Pull out every line below containing the word "chain".
══ Input rows ══
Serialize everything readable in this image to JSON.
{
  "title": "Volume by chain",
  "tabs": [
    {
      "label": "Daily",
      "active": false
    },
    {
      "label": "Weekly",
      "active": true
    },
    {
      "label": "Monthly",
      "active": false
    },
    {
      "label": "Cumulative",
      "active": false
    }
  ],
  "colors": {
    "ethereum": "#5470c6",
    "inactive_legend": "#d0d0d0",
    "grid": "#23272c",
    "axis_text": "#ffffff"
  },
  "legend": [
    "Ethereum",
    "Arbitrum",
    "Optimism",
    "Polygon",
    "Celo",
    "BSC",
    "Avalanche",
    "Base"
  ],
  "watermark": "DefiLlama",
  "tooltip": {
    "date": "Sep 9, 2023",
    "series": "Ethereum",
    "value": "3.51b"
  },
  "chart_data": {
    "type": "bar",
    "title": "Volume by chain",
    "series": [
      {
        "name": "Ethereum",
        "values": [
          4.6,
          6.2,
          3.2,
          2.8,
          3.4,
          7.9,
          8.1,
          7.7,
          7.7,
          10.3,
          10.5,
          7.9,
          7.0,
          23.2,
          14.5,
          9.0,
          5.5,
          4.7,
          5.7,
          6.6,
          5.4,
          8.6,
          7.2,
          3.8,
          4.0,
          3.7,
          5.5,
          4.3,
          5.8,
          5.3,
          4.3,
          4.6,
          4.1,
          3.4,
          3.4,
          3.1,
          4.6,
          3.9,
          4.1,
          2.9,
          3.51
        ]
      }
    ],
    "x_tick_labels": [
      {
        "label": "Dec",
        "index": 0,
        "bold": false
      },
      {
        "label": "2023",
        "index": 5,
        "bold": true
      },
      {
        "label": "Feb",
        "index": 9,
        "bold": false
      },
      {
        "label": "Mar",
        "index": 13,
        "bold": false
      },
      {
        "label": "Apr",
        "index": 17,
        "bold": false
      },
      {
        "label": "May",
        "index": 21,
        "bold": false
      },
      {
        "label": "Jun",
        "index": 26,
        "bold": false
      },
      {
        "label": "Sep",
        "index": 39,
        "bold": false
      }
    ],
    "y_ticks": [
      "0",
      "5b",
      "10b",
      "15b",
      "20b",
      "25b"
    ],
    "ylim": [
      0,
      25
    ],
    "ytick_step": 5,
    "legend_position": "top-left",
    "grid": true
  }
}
═══
- [Complete answer]
  "title": "Volume by chain",
    "title": "Volume by chain",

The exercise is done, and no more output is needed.